| Region annotation records |
○ ○ ○ ○ ○ ○ ○
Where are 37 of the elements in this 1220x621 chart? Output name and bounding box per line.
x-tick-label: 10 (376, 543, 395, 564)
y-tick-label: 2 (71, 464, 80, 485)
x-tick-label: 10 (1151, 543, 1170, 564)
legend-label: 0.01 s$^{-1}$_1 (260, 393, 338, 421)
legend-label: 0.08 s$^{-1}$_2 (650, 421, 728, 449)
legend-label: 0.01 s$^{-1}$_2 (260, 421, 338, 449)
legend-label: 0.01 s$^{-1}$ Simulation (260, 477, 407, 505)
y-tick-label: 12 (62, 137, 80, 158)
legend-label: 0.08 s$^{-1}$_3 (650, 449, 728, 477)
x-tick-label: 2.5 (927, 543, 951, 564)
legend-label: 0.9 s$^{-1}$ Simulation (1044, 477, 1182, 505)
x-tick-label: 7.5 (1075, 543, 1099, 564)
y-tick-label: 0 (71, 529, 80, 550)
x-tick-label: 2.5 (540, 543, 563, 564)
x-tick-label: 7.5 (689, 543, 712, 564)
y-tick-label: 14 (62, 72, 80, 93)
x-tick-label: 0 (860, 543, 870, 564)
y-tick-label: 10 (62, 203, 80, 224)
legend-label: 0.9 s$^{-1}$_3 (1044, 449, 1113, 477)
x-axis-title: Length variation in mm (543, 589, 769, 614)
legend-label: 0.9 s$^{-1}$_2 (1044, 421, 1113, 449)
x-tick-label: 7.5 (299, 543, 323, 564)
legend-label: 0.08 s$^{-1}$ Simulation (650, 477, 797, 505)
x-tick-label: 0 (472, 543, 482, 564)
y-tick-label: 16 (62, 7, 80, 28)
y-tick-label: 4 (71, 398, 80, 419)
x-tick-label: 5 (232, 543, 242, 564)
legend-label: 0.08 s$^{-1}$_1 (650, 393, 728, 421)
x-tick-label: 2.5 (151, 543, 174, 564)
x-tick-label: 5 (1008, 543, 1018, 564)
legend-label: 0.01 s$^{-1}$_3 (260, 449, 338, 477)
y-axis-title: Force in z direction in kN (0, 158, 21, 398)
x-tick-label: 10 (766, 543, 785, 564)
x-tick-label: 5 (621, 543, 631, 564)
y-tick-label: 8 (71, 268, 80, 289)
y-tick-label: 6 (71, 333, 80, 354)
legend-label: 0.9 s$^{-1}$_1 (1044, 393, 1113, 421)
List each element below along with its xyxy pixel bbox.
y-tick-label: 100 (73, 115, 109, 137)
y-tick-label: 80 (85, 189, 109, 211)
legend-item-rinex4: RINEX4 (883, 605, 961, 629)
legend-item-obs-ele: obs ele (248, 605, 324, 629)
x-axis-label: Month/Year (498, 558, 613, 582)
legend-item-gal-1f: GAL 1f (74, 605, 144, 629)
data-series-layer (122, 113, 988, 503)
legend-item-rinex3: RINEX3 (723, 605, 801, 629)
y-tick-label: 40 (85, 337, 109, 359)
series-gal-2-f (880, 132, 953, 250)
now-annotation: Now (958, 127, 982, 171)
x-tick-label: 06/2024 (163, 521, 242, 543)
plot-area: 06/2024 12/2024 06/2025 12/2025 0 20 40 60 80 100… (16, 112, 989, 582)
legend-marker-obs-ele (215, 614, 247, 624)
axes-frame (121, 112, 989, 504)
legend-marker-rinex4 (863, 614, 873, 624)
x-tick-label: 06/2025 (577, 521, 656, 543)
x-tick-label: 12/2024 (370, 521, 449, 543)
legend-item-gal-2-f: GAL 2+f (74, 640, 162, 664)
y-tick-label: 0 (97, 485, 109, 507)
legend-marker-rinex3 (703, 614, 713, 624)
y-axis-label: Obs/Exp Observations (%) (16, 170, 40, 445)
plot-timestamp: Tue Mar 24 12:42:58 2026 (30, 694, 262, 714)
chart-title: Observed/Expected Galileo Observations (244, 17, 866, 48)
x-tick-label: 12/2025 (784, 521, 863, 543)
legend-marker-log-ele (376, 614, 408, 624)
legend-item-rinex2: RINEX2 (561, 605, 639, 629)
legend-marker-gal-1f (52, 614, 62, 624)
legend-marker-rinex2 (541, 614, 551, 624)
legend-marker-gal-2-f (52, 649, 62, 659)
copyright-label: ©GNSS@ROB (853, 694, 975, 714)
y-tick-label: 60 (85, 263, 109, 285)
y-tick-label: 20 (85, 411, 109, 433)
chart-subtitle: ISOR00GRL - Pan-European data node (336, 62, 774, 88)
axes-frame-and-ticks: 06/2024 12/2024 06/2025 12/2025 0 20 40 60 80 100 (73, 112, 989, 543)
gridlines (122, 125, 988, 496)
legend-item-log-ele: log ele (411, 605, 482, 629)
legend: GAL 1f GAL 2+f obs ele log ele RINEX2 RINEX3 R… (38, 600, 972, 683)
○ ○ ○ ○ ○ ○ ○
Gather every line of the material above that contains the string "chart", and copy each of those lines in full.

Where are 37 of the elements in this 1220x621 chart? Output name and bounding box per line.
chart-title: Observed/Expected Galileo Observations (244, 17, 866, 48)
chart-subtitle: ISOR00GRL - Pan-European data node (336, 62, 774, 88)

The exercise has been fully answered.